### [Set exercise]
Quote every line below word for word.

(Excerpts from a layout annotation set)
----------------------------------------

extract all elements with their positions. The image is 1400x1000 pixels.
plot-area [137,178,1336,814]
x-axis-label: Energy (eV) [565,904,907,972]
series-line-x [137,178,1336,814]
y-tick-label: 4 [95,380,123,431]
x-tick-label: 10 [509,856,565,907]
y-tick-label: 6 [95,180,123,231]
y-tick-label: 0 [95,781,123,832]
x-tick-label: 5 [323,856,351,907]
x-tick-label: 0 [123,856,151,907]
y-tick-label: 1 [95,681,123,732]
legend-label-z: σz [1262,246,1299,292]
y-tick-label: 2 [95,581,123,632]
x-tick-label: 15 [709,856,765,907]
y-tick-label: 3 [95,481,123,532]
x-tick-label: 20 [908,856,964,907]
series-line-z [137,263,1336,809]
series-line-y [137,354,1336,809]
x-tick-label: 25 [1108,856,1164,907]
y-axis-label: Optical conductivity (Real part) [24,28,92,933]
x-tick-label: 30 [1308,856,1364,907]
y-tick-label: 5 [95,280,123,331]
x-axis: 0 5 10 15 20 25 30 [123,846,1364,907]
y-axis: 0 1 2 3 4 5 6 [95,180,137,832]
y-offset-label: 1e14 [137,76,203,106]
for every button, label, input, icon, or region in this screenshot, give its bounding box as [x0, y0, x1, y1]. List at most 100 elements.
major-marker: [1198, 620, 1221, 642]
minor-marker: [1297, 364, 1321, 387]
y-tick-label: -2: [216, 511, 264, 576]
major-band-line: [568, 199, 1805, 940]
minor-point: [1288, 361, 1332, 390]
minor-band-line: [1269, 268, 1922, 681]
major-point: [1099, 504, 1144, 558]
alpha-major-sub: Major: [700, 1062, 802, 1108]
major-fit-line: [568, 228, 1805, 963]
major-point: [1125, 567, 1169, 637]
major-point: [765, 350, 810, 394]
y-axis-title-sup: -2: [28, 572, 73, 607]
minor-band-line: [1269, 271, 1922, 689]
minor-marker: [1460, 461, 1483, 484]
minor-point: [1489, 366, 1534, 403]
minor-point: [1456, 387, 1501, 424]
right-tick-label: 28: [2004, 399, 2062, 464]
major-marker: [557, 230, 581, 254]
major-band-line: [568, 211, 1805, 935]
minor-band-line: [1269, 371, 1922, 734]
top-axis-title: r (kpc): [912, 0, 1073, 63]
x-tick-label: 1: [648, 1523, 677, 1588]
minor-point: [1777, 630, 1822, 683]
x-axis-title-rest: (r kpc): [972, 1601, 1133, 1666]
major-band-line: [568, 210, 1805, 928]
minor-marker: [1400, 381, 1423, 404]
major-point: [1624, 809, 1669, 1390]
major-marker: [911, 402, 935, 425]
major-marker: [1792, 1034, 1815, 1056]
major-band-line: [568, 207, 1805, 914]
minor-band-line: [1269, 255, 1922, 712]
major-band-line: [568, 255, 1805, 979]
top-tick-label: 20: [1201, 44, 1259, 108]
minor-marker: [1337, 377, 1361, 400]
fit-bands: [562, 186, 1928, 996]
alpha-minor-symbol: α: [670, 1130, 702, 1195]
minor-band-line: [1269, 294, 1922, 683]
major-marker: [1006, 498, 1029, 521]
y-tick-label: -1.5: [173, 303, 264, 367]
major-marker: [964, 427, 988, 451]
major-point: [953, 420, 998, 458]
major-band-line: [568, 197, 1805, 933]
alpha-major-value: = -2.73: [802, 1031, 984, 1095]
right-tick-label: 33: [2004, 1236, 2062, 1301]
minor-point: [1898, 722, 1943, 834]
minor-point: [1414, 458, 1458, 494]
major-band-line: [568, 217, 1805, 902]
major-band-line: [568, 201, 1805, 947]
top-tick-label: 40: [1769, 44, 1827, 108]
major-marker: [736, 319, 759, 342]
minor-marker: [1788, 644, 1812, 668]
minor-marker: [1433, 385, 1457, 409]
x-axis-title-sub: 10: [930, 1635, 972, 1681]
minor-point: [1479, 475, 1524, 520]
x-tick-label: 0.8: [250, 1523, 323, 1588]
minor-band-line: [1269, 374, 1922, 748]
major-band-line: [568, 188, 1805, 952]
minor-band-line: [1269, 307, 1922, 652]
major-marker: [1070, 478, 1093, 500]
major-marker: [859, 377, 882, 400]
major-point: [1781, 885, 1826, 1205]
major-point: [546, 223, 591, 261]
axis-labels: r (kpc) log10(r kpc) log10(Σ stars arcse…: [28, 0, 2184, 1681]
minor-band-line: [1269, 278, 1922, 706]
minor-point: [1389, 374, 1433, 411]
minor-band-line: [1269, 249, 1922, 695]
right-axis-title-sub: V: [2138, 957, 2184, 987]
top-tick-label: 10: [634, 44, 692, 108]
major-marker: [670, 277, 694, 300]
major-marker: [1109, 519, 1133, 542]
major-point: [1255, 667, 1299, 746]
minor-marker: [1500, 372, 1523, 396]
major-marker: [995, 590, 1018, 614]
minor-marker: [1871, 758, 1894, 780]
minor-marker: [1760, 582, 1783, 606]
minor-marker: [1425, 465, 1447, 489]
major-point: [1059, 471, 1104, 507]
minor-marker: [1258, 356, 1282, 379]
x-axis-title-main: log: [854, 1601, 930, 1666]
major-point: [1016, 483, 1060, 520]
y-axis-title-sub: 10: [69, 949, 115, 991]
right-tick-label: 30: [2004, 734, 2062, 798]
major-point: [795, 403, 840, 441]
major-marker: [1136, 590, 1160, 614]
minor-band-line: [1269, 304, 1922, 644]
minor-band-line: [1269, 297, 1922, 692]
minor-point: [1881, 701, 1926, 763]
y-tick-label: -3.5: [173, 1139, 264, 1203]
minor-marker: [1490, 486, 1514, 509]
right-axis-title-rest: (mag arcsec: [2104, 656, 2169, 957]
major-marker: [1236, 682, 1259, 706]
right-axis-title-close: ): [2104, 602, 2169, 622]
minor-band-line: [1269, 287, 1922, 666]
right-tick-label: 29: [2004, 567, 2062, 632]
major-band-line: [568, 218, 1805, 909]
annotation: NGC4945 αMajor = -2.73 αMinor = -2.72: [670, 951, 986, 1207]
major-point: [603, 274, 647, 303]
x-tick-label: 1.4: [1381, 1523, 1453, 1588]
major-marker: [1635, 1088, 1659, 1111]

----------------------------------------

### [Final result]
extract all elements with their positions. The image is 1400x1000 pixels.
plot-area [137,178,1336,814]
x-axis-label: Energy (eV) [565,904,907,972]
series-line-x [137,178,1336,814]
y-tick-label: 4 [95,380,123,431]
x-tick-label: 10 [509,856,565,907]
y-tick-label: 6 [95,180,123,231]
y-tick-label: 0 [95,781,123,832]
x-tick-label: 5 [323,856,351,907]
x-tick-label: 0 [123,856,151,907]
y-tick-label: 1 [95,681,123,732]
legend-label-z: σz [1262,246,1299,292]
y-tick-label: 2 [95,581,123,632]
x-tick-label: 15 [709,856,765,907]
y-tick-label: 3 [95,481,123,532]
x-tick-label: 20 [908,856,964,907]
series-line-z [137,263,1336,809]
series-line-y [137,354,1336,809]
x-tick-label: 25 [1108,856,1164,907]
y-axis-label: Optical conductivity (Real part) [24,28,92,933]
x-tick-label: 30 [1308,856,1364,907]
y-tick-label: 5 [95,280,123,331]
x-axis: 0 5 10 15 20 25 30 [123,846,1364,907]
y-axis: 0 1 2 3 4 5 6 [95,180,137,832]
y-offset-label: 1e14 [137,76,203,106]
for every button, label, input, icon, or region in this screenshot, give its bounding box as [x0, y0, x1, y1]. List at most 100 elements.
major-marker: [1198, 620, 1221, 642]
minor-marker: [1297, 364, 1321, 387]
y-tick-label: -2: [216, 511, 264, 576]
major-band-line: [568, 199, 1805, 940]
minor-point: [1288, 361, 1332, 390]
minor-band-line: [1269, 268, 1922, 681]
major-point: [1099, 504, 1144, 558]
alpha-major-sub: Major: [700, 1062, 802, 1108]
major-fit-line: [568, 228, 1805, 963]
major-point: [1125, 567, 1169, 637]
major-point: [765, 350, 810, 394]
y-axis-title-sup: -2: [28, 572, 73, 607]
minor-band-line: [1269, 271, 1922, 689]
minor-marker: [1460, 461, 1483, 484]
minor-point: [1489, 366, 1534, 403]
minor-point: [1456, 387, 1501, 424]
right-tick-label: 28: [2004, 399, 2062, 464]
major-marker: [557, 230, 581, 254]
major-band-line: [568, 211, 1805, 935]
minor-band-line: [1269, 371, 1922, 734]
top-axis-title: r (kpc): [912, 0, 1073, 63]
x-tick-label: 1: [648, 1523, 677, 1588]
minor-point: [1777, 630, 1822, 683]
x-axis-title-rest: (r kpc): [972, 1601, 1133, 1666]
major-band-line: [568, 210, 1805, 928]
minor-marker: [1400, 381, 1423, 404]
major-point: [1624, 809, 1669, 1390]
major-marker: [911, 402, 935, 425]
major-marker: [1792, 1034, 1815, 1056]
major-band-line: [568, 207, 1805, 914]
minor-band-line: [1269, 255, 1922, 712]
major-band-line: [568, 255, 1805, 979]
top-tick-label: 20: [1201, 44, 1259, 108]
minor-marker: [1337, 377, 1361, 400]
fit-bands: [562, 186, 1928, 996]
alpha-minor-symbol: α: [670, 1130, 702, 1195]
minor-band-line: [1269, 294, 1922, 683]
major-marker: [1006, 498, 1029, 521]
y-tick-label: -1.5: [173, 303, 264, 367]
major-marker: [964, 427, 988, 451]
major-point: [953, 420, 998, 458]
major-band-line: [568, 197, 1805, 933]
alpha-major-value: = -2.73: [802, 1031, 984, 1095]
right-tick-label: 33: [2004, 1236, 2062, 1301]
minor-point: [1898, 722, 1943, 834]
minor-point: [1414, 458, 1458, 494]
major-band-line: [568, 217, 1805, 902]
major-band-line: [568, 201, 1805, 947]
top-tick-label: 40: [1769, 44, 1827, 108]
major-marker: [736, 319, 759, 342]
minor-marker: [1788, 644, 1812, 668]
minor-marker: [1433, 385, 1457, 409]
x-axis-title-sub: 10: [930, 1635, 972, 1681]
minor-point: [1479, 475, 1524, 520]
x-tick-label: 0.8: [250, 1523, 323, 1588]
minor-band-line: [1269, 374, 1922, 748]
major-band-line: [568, 188, 1805, 952]
minor-band-line: [1269, 307, 1922, 652]
major-marker: [1070, 478, 1093, 500]
major-marker: [859, 377, 882, 400]
major-point: [1781, 885, 1826, 1205]
major-point: [546, 223, 591, 261]
axis-labels: r (kpc) log10(r kpc) log10(Σ stars arcse…: [28, 0, 2184, 1681]
minor-band-line: [1269, 278, 1922, 706]
minor-point: [1389, 374, 1433, 411]
minor-band-line: [1269, 249, 1922, 695]
right-axis-title-sub: V: [2138, 957, 2184, 987]
top-tick-label: 10: [634, 44, 692, 108]
major-marker: [670, 277, 694, 300]
major-marker: [1109, 519, 1133, 542]
major-point: [1255, 667, 1299, 746]
minor-marker: [1500, 372, 1523, 396]
major-marker: [995, 590, 1018, 614]
minor-marker: [1871, 758, 1894, 780]
minor-marker: [1760, 582, 1783, 606]
minor-marker: [1425, 465, 1447, 489]
major-point: [1059, 471, 1104, 507]
minor-marker: [1258, 356, 1282, 379]
x-axis-title-main: log: [854, 1601, 930, 1666]
major-point: [1016, 483, 1060, 520]
y-axis-title-sub: 10: [69, 949, 115, 991]
right-tick-label: 30: [2004, 734, 2062, 798]
major-point: [795, 403, 840, 441]
major-marker: [1136, 590, 1160, 614]
minor-band-line: [1269, 304, 1922, 644]
minor-band-line: [1269, 297, 1922, 692]
minor-point: [1881, 701, 1926, 763]
y-tick-label: -3.5: [173, 1139, 264, 1203]
minor-marker: [1490, 486, 1514, 509]
right-axis-title-rest: (mag arcsec: [2104, 656, 2169, 957]
major-marker: [1236, 682, 1259, 706]
right-axis-title-close: ): [2104, 602, 2169, 622]
minor-band-line: [1269, 287, 1922, 666]
right-tick-label: 29: [2004, 567, 2062, 632]
major-band-line: [568, 218, 1805, 909]
annotation: NGC4945 αMajor = -2.73 αMinor = -2.72: [670, 951, 986, 1207]
major-point: [603, 274, 647, 303]
x-tick-label: 1.4: [1381, 1523, 1453, 1588]
major-marker: [1635, 1088, 1659, 1111]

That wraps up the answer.